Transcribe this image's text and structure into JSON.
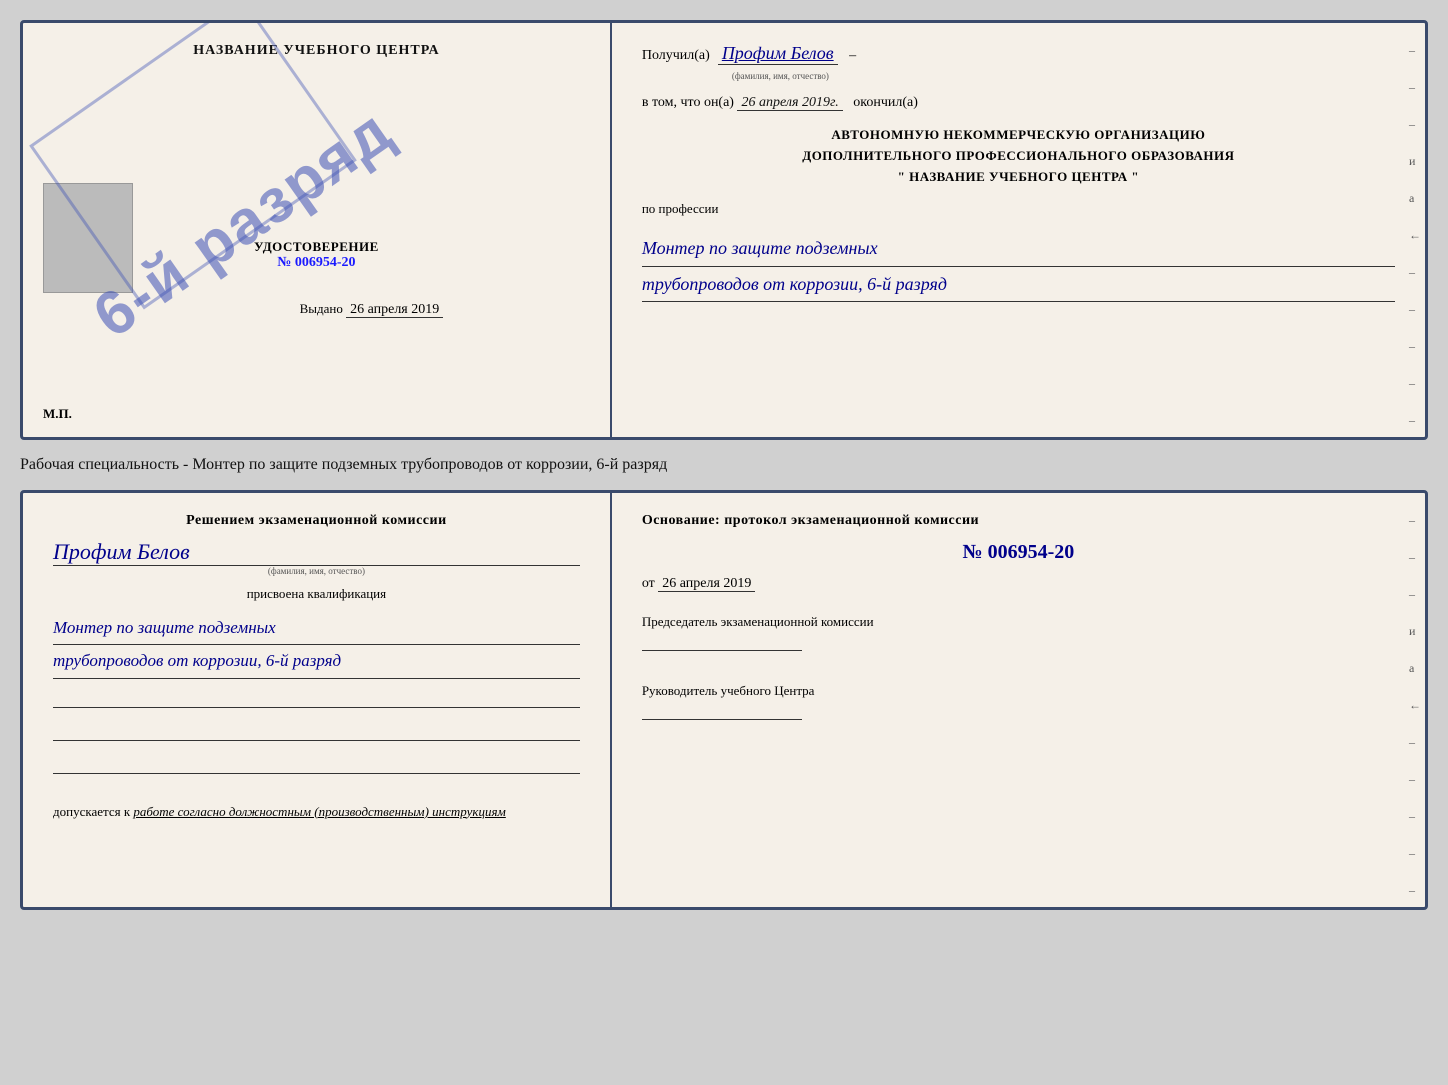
{
  "diploma": {
    "left": {
      "header": "НАЗВАНИЕ УЧЕБНОГО ЦЕНТРА",
      "cert_label": "УДОСТОВЕРЕНИЕ",
      "cert_number": "№ 006954-20",
      "stamp_text": "6-й разряд",
      "issued_label": "Выдано",
      "issued_date": "26 апреля 2019",
      "mp_label": "М.П."
    },
    "right": {
      "received_label": "Получил(а)",
      "recipient_name": "Профим Белов",
      "recipient_sublabel": "(фамилия, имя, отчество)",
      "date_prefix": "в том, что он(а)",
      "date_value": "26 апреля 2019г.",
      "date_suffix": "окончил(а)",
      "org_line1": "АВТОНОМНУЮ НЕКОММЕРЧЕСКУЮ ОРГАНИЗАЦИЮ",
      "org_line2": "ДОПОЛНИТЕЛЬНОГО ПРОФЕССИОНАЛЬНОГО ОБРАЗОВАНИЯ",
      "org_line3": "\"   НАЗВАНИЕ УЧЕБНОГО ЦЕНТРА   \"",
      "profession_prefix": "по профессии",
      "profession_line1": "Монтер по защите подземных",
      "profession_line2": "трубопроводов от коррозии, 6-й разряд"
    }
  },
  "specialty_label": "Рабочая специальность - Монтер по защите подземных трубопроводов от коррозии, 6-й разряд",
  "qualification": {
    "left": {
      "decision_text": "Решением экзаменационной комиссии",
      "person_name": "Профим Белов",
      "person_sublabel": "(фамилия, имя, отчество)",
      "assigned_label": "присвоена квалификация",
      "qual_line1": "Монтер по защите подземных",
      "qual_line2": "трубопроводов от коррозии, 6-й разряд",
      "admitted_prefix": "допускается к",
      "admitted_value": "работе согласно должностным (производственным) инструкциям"
    },
    "right": {
      "basis_text": "Основание: протокол экзаменационной комиссии",
      "protocol_number": "№ 006954-20",
      "date_prefix": "от",
      "date_value": "26 апреля 2019",
      "chairman_label": "Председатель экзаменационной комиссии",
      "director_label": "Руководитель учебного Центра"
    }
  },
  "dashes": [
    "-",
    "-",
    "-",
    "и",
    "а",
    "←",
    "-",
    "-",
    "-",
    "-",
    "-"
  ]
}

+---+

● PROMPT: Each line that holds the word "разряд" is to be copied.

● COMPLETE ANSWER:
      "stamp_text": "6-й разряд",
      "profession_line2": "трубопроводов от коррозии, 6-й разряд"
  "specialty_label": "Рабочая специальность - Монтер по защите подземных трубопроводов от коррозии, 6-й разряд",
      "qual_line2": "трубопроводов от коррозии, 6-й разряд",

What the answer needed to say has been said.